(Data entries for graphics)
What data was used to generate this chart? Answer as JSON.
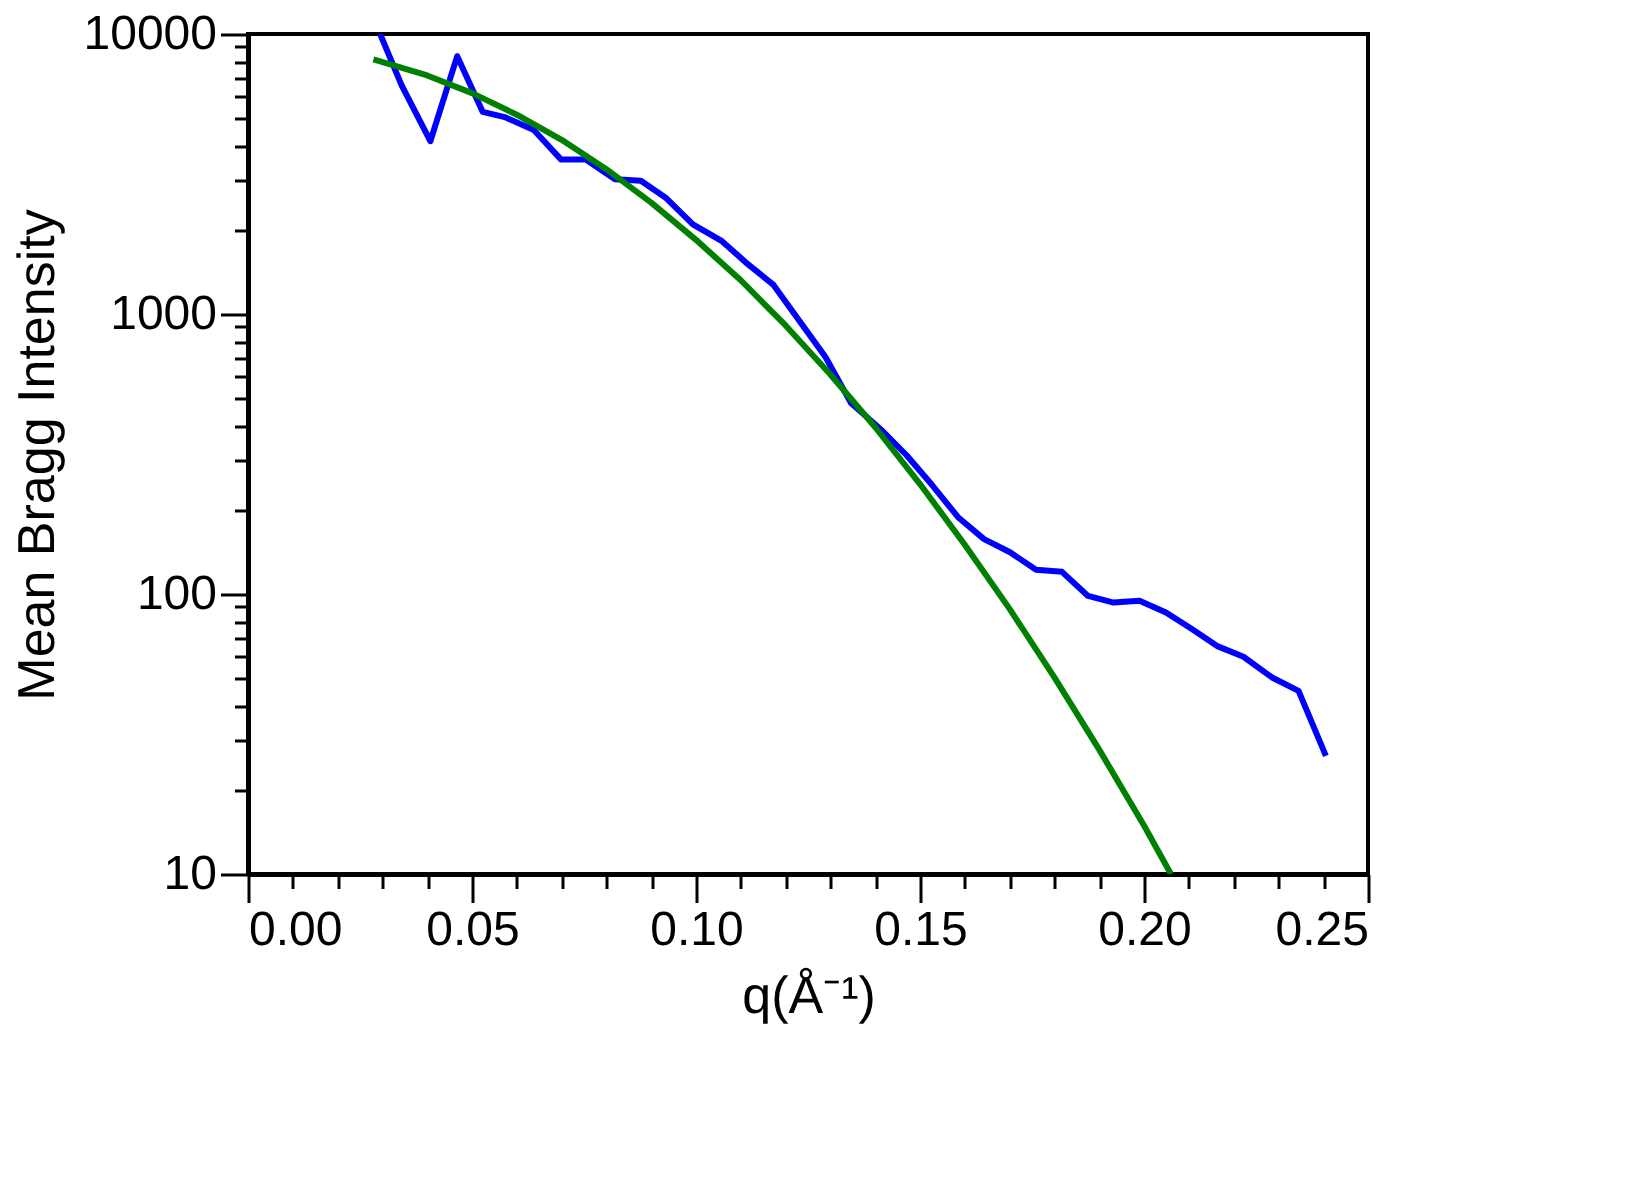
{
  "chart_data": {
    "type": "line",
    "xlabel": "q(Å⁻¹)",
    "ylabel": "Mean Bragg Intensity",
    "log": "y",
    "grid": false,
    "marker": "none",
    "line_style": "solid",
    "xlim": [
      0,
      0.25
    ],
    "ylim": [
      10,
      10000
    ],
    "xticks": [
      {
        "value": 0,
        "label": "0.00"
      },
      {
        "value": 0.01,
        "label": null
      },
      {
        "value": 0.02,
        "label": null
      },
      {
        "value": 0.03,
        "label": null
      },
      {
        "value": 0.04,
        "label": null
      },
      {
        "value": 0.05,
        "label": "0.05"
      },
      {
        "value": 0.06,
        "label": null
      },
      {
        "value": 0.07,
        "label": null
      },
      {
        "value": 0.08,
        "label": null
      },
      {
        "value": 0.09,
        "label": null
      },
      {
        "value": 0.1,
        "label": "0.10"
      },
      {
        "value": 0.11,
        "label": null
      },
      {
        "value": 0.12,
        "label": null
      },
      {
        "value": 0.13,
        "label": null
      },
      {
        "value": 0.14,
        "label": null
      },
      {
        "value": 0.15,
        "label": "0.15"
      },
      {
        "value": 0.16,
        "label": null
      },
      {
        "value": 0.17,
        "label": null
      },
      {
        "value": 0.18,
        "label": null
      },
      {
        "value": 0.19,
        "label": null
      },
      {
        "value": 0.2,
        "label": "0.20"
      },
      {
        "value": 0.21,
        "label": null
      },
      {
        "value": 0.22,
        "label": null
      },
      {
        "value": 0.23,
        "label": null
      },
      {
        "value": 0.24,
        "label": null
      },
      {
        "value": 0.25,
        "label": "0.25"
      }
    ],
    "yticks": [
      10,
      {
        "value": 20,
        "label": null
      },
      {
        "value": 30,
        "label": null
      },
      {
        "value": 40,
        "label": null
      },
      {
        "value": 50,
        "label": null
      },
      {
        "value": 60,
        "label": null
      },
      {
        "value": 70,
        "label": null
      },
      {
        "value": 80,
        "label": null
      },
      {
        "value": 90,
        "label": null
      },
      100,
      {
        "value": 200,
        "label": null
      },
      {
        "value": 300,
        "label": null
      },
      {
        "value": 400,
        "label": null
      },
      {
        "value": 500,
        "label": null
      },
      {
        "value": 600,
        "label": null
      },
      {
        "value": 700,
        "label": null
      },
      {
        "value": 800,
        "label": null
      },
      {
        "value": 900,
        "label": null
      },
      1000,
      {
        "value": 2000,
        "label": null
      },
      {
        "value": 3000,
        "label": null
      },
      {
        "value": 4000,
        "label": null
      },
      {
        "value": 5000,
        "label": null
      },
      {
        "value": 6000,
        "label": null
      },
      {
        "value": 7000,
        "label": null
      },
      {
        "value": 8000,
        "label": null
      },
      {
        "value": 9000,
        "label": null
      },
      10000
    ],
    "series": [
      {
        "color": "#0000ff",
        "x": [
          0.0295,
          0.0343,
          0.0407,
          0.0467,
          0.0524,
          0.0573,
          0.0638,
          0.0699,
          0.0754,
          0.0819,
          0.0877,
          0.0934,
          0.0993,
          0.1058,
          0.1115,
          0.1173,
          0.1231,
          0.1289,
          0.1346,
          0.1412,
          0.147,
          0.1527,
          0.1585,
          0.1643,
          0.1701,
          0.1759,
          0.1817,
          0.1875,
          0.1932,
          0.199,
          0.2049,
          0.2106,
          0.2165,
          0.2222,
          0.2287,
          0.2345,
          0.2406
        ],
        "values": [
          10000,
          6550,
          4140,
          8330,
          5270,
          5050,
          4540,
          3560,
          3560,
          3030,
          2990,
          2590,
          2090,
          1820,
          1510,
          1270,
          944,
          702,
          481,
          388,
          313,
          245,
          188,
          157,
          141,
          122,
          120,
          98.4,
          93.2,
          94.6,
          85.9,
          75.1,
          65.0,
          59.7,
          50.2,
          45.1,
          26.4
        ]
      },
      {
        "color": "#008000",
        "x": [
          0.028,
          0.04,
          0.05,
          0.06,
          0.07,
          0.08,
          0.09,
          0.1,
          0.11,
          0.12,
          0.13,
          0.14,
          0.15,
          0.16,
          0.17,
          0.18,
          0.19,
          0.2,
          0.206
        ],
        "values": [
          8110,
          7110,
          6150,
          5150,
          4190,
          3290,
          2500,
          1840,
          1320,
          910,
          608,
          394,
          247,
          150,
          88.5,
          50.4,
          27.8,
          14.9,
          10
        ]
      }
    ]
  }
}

## What to produce
Copy out the data above exactly, except the pictures.

## Exercise result
What data was used to generate this chart? Answer as JSON.
{
  "chart_data": {
    "type": "line",
    "xlabel": "q(Å⁻¹)",
    "ylabel": "Mean Bragg Intensity",
    "log": "y",
    "grid": false,
    "marker": "none",
    "line_style": "solid",
    "xlim": [
      0,
      0.25
    ],
    "ylim": [
      10,
      10000
    ],
    "xticks": [
      {
        "value": 0,
        "label": "0.00"
      },
      {
        "value": 0.01,
        "label": null
      },
      {
        "value": 0.02,
        "label": null
      },
      {
        "value": 0.03,
        "label": null
      },
      {
        "value": 0.04,
        "label": null
      },
      {
        "value": 0.05,
        "label": "0.05"
      },
      {
        "value": 0.06,
        "label": null
      },
      {
        "value": 0.07,
        "label": null
      },
      {
        "value": 0.08,
        "label": null
      },
      {
        "value": 0.09,
        "label": null
      },
      {
        "value": 0.1,
        "label": "0.10"
      },
      {
        "value": 0.11,
        "label": null
      },
      {
        "value": 0.12,
        "label": null
      },
      {
        "value": 0.13,
        "label": null
      },
      {
        "value": 0.14,
        "label": null
      },
      {
        "value": 0.15,
        "label": "0.15"
      },
      {
        "value": 0.16,
        "label": null
      },
      {
        "value": 0.17,
        "label": null
      },
      {
        "value": 0.18,
        "label": null
      },
      {
        "value": 0.19,
        "label": null
      },
      {
        "value": 0.2,
        "label": "0.20"
      },
      {
        "value": 0.21,
        "label": null
      },
      {
        "value": 0.22,
        "label": null
      },
      {
        "value": 0.23,
        "label": null
      },
      {
        "value": 0.24,
        "label": null
      },
      {
        "value": 0.25,
        "label": "0.25"
      }
    ],
    "yticks": [
      10,
      {
        "value": 20,
        "label": null
      },
      {
        "value": 30,
        "label": null
      },
      {
        "value": 40,
        "label": null
      },
      {
        "value": 50,
        "label": null
      },
      {
        "value": 60,
        "label": null
      },
      {
        "value": 70,
        "label": null
      },
      {
        "value": 80,
        "label": null
      },
      {
        "value": 90,
        "label": null
      },
      100,
      {
        "value": 200,
        "label": null
      },
      {
        "value": 300,
        "label": null
      },
      {
        "value": 400,
        "label": null
      },
      {
        "value": 500,
        "label": null
      },
      {
        "value": 600,
        "label": null
      },
      {
        "value": 700,
        "label": null
      },
      {
        "value": 800,
        "label": null
      },
      {
        "value": 900,
        "label": null
      },
      1000,
      {
        "value": 2000,
        "label": null
      },
      {
        "value": 3000,
        "label": null
      },
      {
        "value": 4000,
        "label": null
      },
      {
        "value": 5000,
        "label": null
      },
      {
        "value": 6000,
        "label": null
      },
      {
        "value": 7000,
        "label": null
      },
      {
        "value": 8000,
        "label": null
      },
      {
        "value": 9000,
        "label": null
      },
      10000
    ],
    "series": [
      {
        "color": "#0000ff",
        "x": [
          0.0295,
          0.0343,
          0.0407,
          0.0467,
          0.0524,
          0.0573,
          0.0638,
          0.0699,
          0.0754,
          0.0819,
          0.0877,
          0.0934,
          0.0993,
          0.1058,
          0.1115,
          0.1173,
          0.1231,
          0.1289,
          0.1346,
          0.1412,
          0.147,
          0.1527,
          0.1585,
          0.1643,
          0.1701,
          0.1759,
          0.1817,
          0.1875,
          0.1932,
          0.199,
          0.2049,
          0.2106,
          0.2165,
          0.2222,
          0.2287,
          0.2345,
          0.2406
        ],
        "values": [
          10000,
          6550,
          4140,
          8330,
          5270,
          5050,
          4540,
          3560,
          3560,
          3030,
          2990,
          2590,
          2090,
          1820,
          1510,
          1270,
          944,
          702,
          481,
          388,
          313,
          245,
          188,
          157,
          141,
          122,
          120,
          98.4,
          93.2,
          94.6,
          85.9,
          75.1,
          65.0,
          59.7,
          50.2,
          45.1,
          26.4
        ]
      },
      {
        "color": "#008000",
        "x": [
          0.028,
          0.04,
          0.05,
          0.06,
          0.07,
          0.08,
          0.09,
          0.1,
          0.11,
          0.12,
          0.13,
          0.14,
          0.15,
          0.16,
          0.17,
          0.18,
          0.19,
          0.2,
          0.206
        ],
        "values": [
          8110,
          7110,
          6150,
          5150,
          4190,
          3290,
          2500,
          1840,
          1320,
          910,
          608,
          394,
          247,
          150,
          88.5,
          50.4,
          27.8,
          14.9,
          10
        ]
      }
    ]
  }
}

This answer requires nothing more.